* Aim: In the listing below, how many lines contain the word "二氯甲烷"? Please respond with the number only.

* Available data:
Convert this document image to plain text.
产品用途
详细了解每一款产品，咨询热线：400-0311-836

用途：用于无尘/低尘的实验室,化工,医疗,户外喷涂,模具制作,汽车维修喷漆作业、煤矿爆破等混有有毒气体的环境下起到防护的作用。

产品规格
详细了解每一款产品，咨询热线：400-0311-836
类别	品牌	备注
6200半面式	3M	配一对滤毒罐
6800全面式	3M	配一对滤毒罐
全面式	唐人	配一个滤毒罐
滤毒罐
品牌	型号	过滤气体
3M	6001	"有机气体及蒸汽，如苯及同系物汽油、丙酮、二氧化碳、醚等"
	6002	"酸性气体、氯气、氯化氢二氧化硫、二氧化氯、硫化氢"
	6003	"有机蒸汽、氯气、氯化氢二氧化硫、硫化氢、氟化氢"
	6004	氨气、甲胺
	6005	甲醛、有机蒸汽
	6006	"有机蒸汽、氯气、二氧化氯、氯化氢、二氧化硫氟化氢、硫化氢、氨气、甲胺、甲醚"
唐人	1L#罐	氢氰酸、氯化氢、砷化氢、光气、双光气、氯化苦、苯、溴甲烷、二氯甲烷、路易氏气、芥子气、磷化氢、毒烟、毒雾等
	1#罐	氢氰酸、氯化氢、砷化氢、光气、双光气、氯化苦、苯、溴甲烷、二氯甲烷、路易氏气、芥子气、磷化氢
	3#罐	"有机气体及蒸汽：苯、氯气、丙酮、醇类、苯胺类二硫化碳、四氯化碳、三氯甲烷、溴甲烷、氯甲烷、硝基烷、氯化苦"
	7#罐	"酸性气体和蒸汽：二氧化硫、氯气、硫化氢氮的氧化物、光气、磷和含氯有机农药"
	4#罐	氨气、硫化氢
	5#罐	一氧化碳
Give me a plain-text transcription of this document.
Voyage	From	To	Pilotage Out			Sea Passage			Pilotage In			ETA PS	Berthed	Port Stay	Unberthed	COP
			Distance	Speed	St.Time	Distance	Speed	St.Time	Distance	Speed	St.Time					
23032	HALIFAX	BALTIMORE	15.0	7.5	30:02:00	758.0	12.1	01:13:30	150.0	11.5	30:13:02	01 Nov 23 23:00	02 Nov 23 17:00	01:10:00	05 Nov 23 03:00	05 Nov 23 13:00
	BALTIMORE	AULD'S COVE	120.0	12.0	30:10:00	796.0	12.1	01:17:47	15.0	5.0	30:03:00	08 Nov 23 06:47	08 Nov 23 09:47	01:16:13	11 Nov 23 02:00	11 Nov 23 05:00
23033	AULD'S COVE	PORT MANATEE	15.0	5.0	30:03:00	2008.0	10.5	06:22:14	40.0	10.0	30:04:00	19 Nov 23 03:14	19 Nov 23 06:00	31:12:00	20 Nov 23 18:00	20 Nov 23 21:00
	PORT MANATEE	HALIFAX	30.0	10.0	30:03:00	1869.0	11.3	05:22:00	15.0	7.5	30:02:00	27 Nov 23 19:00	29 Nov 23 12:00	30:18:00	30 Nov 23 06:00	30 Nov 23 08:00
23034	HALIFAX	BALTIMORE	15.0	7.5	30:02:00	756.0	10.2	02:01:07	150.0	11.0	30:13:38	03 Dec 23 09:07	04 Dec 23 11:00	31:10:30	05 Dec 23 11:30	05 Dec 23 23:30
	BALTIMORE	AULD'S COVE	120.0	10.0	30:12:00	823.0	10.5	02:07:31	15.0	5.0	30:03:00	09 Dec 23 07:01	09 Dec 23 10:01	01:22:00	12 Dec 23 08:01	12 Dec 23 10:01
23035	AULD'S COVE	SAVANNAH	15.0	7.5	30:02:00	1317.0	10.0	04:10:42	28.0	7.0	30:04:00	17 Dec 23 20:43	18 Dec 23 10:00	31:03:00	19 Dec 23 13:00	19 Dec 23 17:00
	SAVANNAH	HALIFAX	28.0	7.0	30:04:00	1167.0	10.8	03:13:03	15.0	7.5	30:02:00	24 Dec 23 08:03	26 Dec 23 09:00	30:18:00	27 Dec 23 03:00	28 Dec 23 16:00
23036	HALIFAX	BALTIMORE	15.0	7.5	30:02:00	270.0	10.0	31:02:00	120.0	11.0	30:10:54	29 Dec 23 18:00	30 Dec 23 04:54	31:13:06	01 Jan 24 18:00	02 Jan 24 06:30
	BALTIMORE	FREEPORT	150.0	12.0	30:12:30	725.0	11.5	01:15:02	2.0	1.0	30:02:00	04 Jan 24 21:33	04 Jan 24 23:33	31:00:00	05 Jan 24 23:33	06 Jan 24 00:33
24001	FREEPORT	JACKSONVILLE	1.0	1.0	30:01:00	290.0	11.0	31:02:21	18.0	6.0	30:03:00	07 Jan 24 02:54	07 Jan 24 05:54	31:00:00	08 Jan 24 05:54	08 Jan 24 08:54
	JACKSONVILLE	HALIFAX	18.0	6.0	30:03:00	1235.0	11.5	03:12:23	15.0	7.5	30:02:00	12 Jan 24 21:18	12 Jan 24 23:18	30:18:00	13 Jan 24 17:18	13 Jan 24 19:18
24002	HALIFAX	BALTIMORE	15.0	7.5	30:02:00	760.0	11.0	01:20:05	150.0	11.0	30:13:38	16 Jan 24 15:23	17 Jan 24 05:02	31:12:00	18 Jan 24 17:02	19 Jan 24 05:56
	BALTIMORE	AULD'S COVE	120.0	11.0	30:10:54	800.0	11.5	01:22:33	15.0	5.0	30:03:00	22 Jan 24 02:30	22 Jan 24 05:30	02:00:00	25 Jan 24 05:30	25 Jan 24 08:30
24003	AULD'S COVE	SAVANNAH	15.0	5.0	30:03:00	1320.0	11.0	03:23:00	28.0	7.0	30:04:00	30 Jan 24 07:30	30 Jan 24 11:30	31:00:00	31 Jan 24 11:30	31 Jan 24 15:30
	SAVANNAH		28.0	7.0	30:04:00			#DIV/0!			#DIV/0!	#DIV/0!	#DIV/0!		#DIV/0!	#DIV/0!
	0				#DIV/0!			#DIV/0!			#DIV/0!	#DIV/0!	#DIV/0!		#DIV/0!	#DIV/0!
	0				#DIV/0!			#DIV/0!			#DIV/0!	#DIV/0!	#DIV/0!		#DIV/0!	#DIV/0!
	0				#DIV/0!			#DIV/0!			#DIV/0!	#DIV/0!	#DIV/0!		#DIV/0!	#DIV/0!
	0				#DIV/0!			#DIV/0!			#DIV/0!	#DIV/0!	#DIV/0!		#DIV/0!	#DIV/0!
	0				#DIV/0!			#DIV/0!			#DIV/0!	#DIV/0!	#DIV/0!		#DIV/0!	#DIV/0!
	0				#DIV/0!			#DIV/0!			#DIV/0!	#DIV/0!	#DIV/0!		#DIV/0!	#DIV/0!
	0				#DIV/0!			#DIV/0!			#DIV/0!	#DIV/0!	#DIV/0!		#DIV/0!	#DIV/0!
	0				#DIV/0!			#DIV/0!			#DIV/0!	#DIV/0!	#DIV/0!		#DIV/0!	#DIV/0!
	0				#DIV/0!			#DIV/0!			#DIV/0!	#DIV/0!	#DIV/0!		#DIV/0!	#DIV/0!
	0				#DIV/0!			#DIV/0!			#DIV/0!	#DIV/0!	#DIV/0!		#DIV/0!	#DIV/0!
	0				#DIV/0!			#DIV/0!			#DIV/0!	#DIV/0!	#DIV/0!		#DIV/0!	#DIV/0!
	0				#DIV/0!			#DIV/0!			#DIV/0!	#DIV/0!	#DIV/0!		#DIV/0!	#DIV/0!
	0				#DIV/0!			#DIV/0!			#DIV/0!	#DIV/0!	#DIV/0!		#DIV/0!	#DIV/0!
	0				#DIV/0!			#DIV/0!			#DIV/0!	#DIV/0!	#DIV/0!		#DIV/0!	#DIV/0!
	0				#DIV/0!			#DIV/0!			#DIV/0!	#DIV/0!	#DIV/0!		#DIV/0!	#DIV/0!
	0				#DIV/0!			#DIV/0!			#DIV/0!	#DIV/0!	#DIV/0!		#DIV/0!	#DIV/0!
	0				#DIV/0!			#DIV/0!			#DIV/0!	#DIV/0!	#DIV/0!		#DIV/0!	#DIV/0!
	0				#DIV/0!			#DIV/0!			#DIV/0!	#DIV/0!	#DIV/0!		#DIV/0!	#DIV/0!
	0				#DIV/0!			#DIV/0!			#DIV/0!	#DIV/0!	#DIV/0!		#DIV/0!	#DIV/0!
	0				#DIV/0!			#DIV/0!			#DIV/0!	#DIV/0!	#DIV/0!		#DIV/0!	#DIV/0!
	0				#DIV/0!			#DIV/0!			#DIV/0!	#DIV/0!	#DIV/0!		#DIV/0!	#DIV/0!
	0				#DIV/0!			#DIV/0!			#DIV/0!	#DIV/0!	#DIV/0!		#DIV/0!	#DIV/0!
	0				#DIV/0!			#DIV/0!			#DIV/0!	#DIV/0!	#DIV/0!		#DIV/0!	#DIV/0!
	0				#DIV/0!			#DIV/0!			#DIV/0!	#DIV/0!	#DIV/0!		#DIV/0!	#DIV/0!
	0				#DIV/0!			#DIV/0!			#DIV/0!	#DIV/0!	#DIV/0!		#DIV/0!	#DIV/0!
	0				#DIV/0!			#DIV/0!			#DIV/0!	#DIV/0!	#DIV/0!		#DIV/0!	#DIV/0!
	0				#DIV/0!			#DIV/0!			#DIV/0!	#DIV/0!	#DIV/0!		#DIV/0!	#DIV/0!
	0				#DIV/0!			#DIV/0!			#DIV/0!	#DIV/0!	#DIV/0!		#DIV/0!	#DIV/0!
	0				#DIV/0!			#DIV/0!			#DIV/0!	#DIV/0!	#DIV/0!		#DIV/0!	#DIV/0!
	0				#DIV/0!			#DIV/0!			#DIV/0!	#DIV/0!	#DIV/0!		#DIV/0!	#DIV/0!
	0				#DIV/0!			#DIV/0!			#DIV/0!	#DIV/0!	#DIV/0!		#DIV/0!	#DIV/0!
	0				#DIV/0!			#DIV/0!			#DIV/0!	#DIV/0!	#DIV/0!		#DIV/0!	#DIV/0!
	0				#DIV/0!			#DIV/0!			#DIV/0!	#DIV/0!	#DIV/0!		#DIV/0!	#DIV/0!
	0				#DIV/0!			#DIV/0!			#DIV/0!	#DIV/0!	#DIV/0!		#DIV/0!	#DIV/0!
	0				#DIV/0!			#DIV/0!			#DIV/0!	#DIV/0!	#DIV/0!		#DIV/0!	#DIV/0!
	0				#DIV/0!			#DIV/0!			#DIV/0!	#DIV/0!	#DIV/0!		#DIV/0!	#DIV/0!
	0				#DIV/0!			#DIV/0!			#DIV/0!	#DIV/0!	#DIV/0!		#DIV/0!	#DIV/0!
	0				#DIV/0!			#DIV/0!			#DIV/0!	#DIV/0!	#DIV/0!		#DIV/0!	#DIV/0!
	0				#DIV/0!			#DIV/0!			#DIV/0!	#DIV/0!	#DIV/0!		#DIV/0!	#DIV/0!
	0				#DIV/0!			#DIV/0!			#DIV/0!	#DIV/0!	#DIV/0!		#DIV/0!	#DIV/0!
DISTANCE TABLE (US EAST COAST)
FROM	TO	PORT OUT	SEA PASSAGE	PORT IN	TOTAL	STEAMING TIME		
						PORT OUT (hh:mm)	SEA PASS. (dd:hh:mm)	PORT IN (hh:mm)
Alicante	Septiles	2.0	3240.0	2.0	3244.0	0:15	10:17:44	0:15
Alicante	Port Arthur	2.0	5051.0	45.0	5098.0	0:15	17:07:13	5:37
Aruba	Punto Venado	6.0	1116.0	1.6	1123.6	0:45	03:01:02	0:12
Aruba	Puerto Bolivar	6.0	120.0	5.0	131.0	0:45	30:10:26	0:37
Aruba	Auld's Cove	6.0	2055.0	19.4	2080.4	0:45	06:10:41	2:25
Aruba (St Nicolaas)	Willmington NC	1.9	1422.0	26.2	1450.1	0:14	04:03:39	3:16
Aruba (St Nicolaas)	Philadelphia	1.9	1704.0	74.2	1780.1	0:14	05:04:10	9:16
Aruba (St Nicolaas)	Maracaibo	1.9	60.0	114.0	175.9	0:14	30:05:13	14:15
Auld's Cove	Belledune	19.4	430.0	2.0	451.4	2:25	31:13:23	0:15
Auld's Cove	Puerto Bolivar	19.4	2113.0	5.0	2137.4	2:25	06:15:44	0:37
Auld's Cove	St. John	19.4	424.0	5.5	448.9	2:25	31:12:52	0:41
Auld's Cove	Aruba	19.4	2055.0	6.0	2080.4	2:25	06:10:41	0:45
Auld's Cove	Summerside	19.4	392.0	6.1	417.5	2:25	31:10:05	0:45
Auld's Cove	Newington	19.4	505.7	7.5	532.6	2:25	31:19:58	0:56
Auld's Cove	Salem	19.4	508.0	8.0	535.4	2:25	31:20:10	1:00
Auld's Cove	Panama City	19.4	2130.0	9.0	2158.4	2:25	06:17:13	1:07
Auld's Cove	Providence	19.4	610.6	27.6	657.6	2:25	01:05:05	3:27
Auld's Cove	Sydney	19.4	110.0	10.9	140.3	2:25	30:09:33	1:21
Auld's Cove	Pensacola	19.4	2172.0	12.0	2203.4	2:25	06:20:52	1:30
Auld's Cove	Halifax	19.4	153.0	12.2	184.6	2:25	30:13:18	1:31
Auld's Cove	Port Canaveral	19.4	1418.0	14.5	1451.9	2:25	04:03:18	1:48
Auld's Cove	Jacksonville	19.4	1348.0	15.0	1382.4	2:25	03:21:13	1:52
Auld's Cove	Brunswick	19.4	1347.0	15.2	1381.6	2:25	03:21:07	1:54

* Task result: 2